- _What the exercise asks_: Search the records below for the word "비벼준다" and show every line where it occurs.

======== Exercise materials ========

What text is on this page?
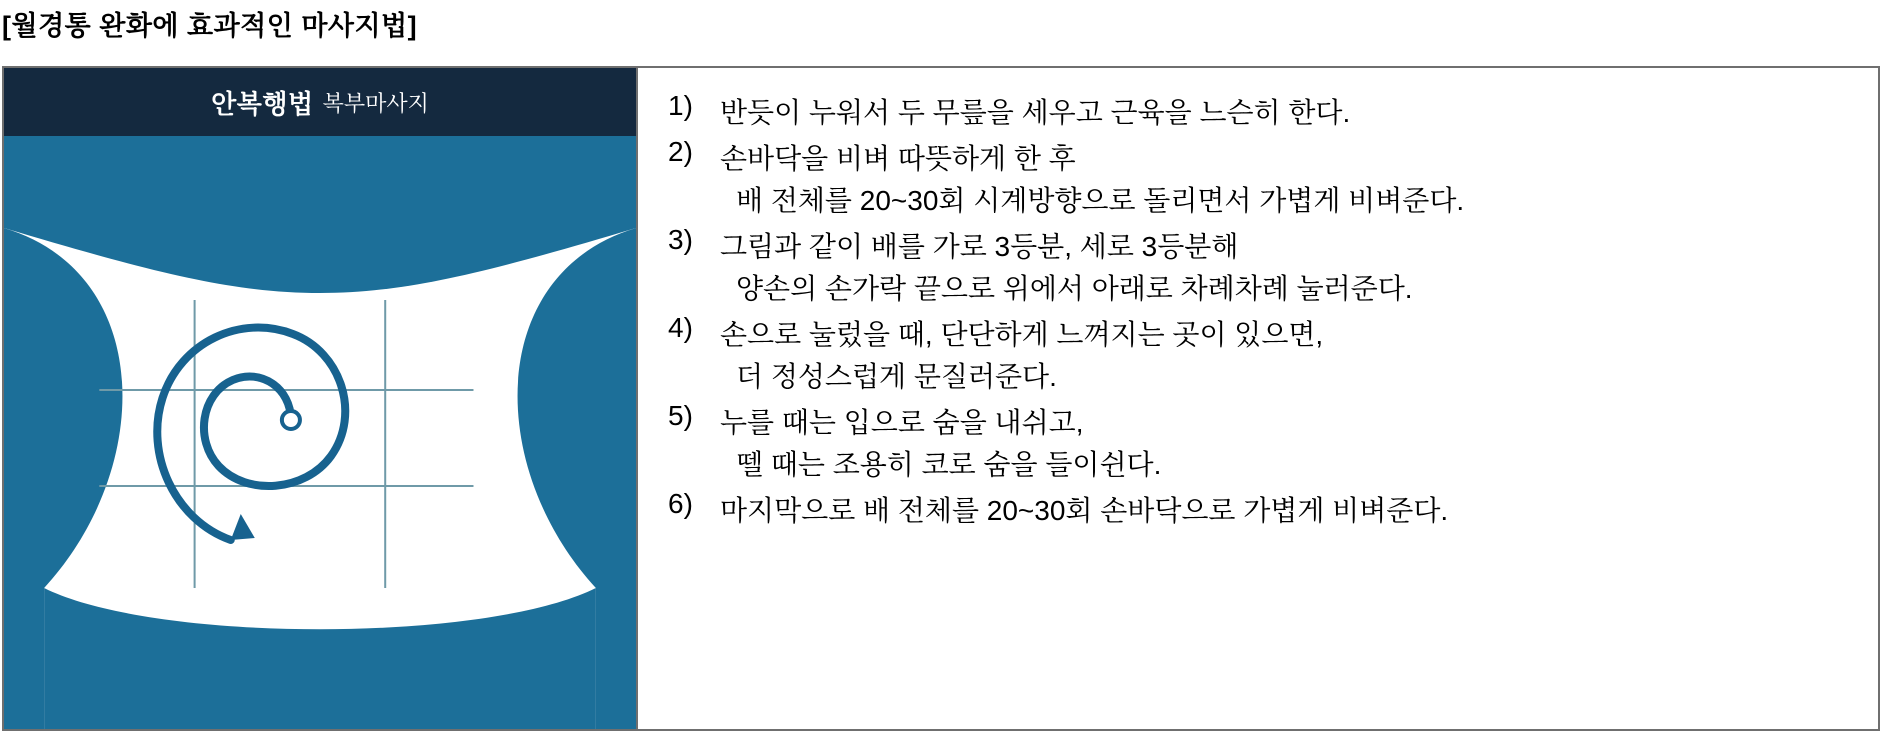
[월경통 완화에 효과적인 마사지법]
안복행법 복부마사지	1) 반듯이 누워서 두 무릎을 세우고 근육을 느슨히 한다.
2) 손바닥을 비벼 따뜻하게 한 후
배 전체를 20~30회 시계방향으로 돌리면서 가볍게 비벼준다.
3) 그림과 같이 배를 가로 3등분, 세로 3등분해
양손의 손가락 끝으로 위에서 아래로 차례차례 눌러준다.
4) 손으로 눌렀을 때, 단단하게 느껴지는 곳이 있으면,
더 정성스럽게 문질러준다.
5) 누를 때는 입으로 숨을 내쉬고,
뗄 때는 조용히 코로 숨을 들이쉰다.
6) 마지막으로 배 전체를 20~30회 손바닥으로 가볍게 비벼준다.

========

- _Result_:
배 전체를 20~30회 시계방향으로 돌리면서 가볍게 비벼준다.
6) 마지막으로 배 전체를 20~30회 손바닥으로 가볍게 비벼준다.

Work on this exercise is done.